Short task: Where a line contains the word "Find", copy that line in full.

--

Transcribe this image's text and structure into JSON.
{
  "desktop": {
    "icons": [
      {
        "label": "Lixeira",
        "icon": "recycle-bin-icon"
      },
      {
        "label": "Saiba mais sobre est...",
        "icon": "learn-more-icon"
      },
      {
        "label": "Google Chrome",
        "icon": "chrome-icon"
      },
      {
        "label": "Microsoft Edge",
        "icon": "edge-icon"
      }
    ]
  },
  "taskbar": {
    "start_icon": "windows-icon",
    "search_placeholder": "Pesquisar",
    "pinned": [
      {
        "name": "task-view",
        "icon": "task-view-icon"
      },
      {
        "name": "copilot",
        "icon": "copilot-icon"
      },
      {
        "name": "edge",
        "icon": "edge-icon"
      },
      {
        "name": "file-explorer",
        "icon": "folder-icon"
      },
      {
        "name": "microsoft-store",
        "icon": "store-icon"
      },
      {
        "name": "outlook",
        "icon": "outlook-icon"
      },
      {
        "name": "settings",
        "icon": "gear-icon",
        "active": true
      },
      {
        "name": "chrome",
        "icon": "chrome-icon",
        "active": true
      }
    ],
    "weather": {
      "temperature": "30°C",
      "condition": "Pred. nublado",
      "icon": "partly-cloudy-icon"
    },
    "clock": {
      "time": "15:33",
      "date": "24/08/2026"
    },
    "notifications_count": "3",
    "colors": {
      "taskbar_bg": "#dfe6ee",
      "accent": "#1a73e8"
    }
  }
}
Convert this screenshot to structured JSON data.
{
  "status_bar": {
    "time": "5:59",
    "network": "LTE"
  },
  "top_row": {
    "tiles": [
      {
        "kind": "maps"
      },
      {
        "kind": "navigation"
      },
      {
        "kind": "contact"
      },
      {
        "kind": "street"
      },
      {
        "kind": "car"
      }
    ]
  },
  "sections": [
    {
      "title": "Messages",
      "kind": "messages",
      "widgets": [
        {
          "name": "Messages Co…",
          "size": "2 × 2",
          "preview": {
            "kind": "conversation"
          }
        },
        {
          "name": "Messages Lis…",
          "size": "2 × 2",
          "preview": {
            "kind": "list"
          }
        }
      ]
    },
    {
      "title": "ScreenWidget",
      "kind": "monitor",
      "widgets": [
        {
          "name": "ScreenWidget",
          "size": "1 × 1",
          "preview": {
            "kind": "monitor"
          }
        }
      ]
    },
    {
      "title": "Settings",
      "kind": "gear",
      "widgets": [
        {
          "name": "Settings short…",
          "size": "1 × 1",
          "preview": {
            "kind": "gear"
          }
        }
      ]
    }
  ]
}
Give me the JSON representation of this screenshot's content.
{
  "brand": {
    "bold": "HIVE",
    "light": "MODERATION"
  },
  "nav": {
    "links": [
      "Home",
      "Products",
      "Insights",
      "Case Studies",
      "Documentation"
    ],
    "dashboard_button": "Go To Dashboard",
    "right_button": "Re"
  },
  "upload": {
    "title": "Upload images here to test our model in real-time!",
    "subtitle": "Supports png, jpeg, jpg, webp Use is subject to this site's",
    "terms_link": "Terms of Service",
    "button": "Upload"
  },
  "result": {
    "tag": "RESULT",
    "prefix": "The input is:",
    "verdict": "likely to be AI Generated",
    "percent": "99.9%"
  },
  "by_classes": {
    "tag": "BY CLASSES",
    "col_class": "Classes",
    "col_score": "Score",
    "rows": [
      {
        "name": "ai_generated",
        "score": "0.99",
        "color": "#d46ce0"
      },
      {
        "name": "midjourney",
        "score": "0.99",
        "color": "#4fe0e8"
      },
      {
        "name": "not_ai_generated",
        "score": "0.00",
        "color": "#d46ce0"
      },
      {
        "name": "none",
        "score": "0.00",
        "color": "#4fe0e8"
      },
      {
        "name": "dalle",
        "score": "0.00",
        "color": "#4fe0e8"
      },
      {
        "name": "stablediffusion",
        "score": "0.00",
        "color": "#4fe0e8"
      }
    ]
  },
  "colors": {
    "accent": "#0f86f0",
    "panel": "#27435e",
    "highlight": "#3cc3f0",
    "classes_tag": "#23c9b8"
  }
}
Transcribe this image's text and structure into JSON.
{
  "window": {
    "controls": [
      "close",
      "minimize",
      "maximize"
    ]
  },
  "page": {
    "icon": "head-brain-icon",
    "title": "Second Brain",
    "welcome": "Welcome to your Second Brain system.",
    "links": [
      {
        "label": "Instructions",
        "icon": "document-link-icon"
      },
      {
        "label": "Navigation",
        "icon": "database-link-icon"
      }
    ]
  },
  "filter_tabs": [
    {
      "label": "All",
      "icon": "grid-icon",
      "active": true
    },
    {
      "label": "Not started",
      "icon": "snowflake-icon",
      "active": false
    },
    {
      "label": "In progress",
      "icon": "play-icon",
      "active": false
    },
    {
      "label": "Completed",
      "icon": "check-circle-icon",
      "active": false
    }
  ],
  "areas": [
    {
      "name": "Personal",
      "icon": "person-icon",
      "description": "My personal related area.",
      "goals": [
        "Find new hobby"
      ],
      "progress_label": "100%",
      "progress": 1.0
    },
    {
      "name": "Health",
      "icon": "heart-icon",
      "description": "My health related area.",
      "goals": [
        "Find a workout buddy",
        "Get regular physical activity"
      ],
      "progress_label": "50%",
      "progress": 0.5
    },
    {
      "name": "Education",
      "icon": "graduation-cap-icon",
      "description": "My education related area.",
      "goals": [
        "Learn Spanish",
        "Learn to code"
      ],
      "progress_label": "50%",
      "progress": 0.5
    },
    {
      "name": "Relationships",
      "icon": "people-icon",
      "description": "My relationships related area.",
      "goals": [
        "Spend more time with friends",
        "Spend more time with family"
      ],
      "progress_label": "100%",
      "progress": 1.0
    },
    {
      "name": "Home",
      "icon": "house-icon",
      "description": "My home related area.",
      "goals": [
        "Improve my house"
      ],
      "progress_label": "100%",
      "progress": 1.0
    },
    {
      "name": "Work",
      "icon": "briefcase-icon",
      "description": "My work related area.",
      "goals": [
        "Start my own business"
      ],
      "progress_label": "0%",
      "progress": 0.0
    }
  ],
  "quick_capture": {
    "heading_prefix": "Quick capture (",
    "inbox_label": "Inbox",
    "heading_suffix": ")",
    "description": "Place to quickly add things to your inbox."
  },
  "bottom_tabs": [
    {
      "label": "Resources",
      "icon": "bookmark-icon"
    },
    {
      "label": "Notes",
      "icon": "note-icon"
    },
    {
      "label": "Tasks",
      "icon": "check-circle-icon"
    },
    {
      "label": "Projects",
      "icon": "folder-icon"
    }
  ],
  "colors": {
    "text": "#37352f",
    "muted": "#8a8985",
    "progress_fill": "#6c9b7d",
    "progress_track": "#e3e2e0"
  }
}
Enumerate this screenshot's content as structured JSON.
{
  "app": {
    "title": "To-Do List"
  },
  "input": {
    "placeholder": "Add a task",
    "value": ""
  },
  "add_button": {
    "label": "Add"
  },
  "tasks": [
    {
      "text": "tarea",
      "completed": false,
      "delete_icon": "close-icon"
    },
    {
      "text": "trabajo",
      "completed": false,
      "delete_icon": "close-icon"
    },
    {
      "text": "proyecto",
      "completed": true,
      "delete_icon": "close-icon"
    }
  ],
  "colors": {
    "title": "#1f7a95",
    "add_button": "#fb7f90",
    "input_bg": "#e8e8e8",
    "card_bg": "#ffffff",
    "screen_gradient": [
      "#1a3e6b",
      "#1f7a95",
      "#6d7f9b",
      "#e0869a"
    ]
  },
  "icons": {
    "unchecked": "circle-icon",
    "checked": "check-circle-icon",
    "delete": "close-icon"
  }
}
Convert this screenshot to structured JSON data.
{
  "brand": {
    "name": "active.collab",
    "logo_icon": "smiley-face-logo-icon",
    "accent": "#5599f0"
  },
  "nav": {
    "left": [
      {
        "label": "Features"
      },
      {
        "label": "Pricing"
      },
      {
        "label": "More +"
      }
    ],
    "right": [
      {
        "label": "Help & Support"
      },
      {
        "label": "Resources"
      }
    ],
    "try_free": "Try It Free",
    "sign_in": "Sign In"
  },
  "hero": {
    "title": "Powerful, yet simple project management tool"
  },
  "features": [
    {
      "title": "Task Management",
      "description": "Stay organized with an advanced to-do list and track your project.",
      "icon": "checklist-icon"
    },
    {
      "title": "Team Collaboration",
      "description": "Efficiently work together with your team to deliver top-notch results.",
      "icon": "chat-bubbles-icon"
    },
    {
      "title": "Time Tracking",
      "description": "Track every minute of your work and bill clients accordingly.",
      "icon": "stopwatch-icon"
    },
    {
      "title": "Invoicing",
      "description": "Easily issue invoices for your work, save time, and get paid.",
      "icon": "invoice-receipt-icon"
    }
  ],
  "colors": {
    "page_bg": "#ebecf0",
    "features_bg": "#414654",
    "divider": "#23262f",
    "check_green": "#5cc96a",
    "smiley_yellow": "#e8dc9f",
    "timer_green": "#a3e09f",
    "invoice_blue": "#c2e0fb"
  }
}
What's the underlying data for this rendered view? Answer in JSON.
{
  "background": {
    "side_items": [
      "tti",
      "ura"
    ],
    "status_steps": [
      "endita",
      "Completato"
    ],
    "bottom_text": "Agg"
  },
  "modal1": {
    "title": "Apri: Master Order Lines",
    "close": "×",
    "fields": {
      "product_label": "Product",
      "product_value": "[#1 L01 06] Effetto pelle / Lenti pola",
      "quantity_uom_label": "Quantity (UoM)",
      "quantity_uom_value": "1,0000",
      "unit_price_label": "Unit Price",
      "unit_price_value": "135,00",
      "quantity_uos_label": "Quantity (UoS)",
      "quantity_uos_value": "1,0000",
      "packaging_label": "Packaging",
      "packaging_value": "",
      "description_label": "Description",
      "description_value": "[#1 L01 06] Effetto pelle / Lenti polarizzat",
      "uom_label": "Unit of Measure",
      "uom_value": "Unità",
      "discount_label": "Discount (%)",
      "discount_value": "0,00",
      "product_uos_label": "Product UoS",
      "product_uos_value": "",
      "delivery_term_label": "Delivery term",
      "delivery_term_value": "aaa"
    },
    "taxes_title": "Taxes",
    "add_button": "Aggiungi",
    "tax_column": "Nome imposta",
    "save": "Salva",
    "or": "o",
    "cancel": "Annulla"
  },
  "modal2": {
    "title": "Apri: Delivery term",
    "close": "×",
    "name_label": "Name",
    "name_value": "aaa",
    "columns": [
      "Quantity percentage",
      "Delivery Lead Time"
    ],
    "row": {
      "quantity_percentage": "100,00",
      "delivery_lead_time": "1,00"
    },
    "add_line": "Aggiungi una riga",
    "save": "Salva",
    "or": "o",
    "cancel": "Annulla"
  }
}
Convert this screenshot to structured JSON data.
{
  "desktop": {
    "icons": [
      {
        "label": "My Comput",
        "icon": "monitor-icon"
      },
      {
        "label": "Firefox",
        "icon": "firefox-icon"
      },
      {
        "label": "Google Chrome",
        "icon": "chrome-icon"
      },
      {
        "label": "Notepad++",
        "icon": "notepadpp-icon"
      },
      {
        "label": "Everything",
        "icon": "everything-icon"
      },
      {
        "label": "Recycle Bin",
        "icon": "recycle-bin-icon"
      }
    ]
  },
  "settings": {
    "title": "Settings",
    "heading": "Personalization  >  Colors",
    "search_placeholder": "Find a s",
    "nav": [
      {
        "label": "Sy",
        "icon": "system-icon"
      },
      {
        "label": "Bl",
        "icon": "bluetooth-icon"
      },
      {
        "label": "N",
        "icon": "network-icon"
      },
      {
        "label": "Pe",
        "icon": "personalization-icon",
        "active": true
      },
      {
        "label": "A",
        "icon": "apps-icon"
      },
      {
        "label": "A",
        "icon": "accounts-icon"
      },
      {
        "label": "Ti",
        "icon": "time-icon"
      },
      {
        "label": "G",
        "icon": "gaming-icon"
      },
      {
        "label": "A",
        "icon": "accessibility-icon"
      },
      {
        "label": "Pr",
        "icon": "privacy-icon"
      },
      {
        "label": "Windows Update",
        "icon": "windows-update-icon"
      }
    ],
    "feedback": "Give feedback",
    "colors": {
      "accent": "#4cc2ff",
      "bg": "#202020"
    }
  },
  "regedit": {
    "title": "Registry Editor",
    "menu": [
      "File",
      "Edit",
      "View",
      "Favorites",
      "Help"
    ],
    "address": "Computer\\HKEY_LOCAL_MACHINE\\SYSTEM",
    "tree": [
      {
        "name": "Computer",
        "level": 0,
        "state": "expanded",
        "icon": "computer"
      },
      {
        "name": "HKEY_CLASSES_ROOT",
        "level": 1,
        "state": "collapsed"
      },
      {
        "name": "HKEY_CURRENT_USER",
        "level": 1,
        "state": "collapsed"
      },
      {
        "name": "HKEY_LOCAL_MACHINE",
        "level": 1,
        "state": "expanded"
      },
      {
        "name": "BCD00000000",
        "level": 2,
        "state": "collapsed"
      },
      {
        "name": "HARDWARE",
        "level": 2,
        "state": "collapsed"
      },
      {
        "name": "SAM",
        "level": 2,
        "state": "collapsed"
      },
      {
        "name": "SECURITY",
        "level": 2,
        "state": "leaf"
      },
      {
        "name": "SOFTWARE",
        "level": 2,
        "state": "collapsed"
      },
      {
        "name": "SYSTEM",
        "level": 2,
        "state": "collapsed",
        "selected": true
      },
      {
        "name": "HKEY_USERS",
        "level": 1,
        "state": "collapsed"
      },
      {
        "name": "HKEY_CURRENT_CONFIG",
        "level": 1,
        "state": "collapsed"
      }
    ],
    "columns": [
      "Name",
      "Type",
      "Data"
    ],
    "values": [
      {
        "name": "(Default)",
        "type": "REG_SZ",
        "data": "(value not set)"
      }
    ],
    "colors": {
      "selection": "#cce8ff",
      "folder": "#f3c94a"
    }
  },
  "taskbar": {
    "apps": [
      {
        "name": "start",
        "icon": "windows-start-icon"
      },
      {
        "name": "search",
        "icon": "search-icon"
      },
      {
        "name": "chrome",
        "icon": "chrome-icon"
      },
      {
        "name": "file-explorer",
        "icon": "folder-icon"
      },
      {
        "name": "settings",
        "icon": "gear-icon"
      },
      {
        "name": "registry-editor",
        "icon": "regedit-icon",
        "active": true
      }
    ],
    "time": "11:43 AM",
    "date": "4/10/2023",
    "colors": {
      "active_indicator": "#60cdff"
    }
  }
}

--

Result below:
        "Find new hobby"
        "Find a workout buddy",
    "search_placeholder": "Find a s",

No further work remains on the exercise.